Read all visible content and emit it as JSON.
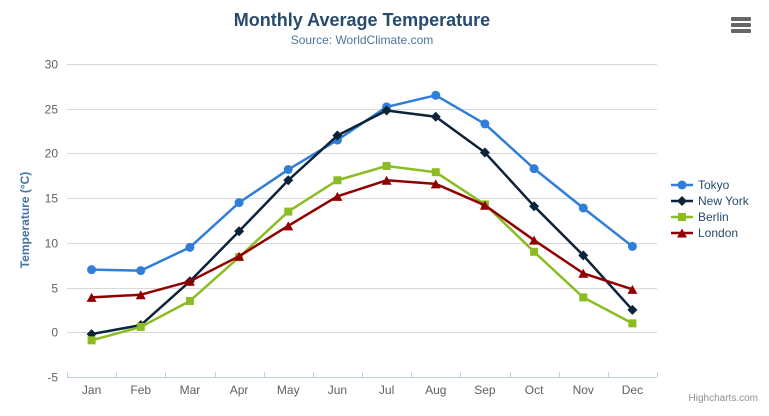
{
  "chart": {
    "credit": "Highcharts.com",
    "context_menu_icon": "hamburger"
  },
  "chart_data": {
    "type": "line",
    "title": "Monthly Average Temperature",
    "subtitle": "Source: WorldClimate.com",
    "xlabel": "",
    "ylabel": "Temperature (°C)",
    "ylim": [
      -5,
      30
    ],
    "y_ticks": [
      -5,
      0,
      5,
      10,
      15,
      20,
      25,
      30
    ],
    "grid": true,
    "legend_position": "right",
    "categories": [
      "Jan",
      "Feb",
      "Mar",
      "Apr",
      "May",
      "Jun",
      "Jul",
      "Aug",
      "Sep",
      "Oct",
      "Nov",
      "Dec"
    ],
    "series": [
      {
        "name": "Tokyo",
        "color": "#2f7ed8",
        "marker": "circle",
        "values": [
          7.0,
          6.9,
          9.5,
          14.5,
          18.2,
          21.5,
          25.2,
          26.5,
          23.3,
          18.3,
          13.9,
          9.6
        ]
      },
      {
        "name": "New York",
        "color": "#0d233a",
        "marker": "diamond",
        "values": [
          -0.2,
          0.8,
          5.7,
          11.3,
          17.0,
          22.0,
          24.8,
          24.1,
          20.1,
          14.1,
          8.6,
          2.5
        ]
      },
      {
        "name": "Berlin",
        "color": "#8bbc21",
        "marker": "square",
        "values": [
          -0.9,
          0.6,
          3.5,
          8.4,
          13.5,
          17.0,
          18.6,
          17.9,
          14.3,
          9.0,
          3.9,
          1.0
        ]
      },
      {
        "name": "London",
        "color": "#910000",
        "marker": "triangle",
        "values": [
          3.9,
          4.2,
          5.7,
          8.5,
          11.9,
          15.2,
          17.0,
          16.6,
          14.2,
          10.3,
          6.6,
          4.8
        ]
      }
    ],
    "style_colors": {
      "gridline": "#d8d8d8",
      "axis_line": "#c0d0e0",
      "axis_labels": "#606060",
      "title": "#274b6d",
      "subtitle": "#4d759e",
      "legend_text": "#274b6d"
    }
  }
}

Written request :: Report only a number: how many lines in the material above contain the string "name".

Result for this exercise :: 4